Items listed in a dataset
_ _ _

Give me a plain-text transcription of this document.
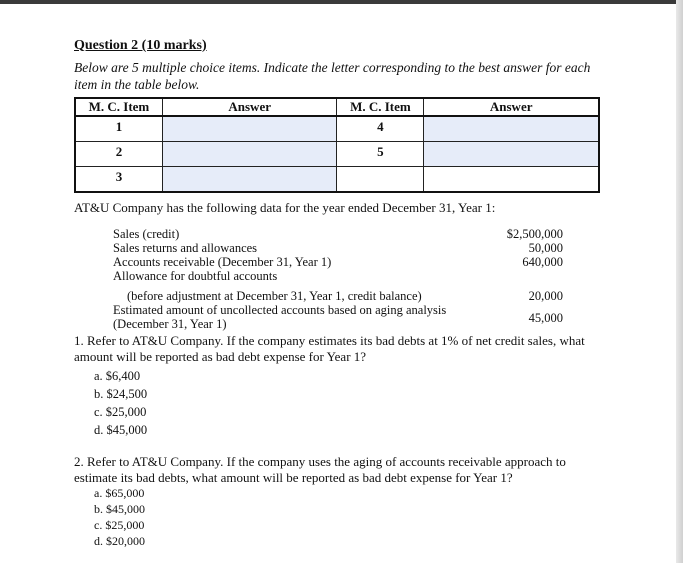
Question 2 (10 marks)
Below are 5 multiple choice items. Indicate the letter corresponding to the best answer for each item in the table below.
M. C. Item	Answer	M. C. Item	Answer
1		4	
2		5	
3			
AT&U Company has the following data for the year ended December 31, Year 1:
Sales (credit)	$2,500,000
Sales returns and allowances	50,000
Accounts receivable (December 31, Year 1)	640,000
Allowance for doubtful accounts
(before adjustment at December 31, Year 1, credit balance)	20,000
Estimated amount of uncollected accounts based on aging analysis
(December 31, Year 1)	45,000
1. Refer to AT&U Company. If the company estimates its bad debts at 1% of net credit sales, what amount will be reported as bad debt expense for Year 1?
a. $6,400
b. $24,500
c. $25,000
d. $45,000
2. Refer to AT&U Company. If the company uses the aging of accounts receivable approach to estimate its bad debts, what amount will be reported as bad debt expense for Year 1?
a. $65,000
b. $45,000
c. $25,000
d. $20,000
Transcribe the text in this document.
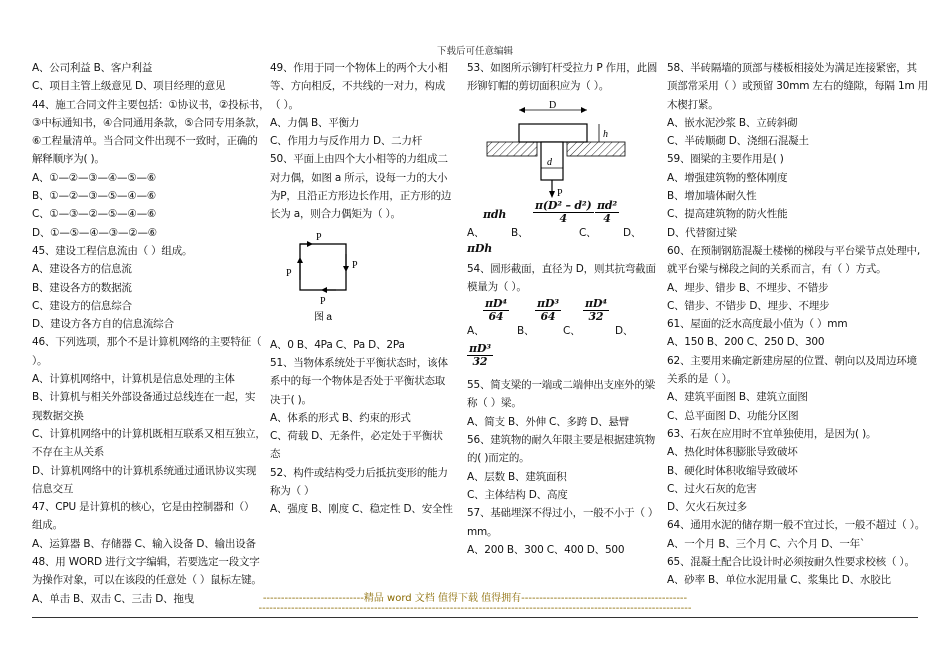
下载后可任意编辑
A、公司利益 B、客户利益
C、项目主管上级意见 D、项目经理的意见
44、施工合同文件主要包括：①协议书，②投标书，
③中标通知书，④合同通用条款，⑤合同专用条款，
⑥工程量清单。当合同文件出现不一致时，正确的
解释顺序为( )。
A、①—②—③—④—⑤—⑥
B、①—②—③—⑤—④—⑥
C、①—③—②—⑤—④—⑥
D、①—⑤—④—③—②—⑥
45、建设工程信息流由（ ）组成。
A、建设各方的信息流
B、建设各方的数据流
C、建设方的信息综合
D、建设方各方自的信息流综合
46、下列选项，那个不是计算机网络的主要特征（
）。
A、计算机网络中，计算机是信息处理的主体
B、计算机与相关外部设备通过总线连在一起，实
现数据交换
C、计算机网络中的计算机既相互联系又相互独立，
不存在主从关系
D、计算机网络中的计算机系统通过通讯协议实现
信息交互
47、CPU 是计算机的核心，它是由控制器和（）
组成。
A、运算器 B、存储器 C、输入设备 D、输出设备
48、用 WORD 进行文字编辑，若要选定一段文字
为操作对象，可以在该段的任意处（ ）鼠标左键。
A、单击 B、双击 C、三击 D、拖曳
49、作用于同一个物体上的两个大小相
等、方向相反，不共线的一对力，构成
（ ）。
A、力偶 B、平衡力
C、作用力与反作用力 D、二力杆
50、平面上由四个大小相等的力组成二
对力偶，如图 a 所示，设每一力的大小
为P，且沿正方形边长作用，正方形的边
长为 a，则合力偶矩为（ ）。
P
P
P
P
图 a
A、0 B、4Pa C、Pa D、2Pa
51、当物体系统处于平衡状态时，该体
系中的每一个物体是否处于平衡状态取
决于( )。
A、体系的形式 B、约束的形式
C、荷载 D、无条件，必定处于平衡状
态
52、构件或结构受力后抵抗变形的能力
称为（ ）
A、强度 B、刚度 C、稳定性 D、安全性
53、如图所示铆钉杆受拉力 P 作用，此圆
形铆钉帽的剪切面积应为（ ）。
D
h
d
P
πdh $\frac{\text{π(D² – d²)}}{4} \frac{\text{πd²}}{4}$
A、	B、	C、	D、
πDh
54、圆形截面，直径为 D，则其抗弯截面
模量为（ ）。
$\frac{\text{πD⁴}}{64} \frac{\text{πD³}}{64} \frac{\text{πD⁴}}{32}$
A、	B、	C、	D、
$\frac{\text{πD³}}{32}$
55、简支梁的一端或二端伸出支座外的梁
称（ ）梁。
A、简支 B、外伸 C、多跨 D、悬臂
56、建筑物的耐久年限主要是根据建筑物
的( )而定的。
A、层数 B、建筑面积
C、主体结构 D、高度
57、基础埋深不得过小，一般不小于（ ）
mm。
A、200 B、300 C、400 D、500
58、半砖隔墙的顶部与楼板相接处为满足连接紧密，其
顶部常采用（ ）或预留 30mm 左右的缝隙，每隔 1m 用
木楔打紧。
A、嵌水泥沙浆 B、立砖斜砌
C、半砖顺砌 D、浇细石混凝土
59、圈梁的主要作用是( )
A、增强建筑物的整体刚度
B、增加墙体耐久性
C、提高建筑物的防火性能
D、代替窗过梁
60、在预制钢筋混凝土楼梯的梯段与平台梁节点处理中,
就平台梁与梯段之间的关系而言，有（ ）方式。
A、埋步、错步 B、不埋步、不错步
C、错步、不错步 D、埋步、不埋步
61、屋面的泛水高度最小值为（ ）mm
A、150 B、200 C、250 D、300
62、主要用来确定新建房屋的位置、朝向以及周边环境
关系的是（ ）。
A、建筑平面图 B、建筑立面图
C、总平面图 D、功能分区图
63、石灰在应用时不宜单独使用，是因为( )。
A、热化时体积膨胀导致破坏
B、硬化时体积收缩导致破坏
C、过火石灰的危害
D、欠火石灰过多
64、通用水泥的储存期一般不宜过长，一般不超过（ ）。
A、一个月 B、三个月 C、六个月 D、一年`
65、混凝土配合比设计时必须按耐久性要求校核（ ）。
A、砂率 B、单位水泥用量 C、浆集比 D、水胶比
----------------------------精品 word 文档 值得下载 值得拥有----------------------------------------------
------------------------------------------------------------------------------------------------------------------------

_ _ _

__SHORT TASK__
Extract every line of the records above that contains the word "reported".

__PROBLEM SOLUTION__
1. Refer to AT&U Company. If the company estimates its bad debts at 1% of net credit sales, what amount will be reported as bad debt expense for Year 1?
2. Refer to AT&U Company. If the company uses the aging of accounts receivable approach to estimate its bad debts, what amount will be reported as bad debt expense for Year 1?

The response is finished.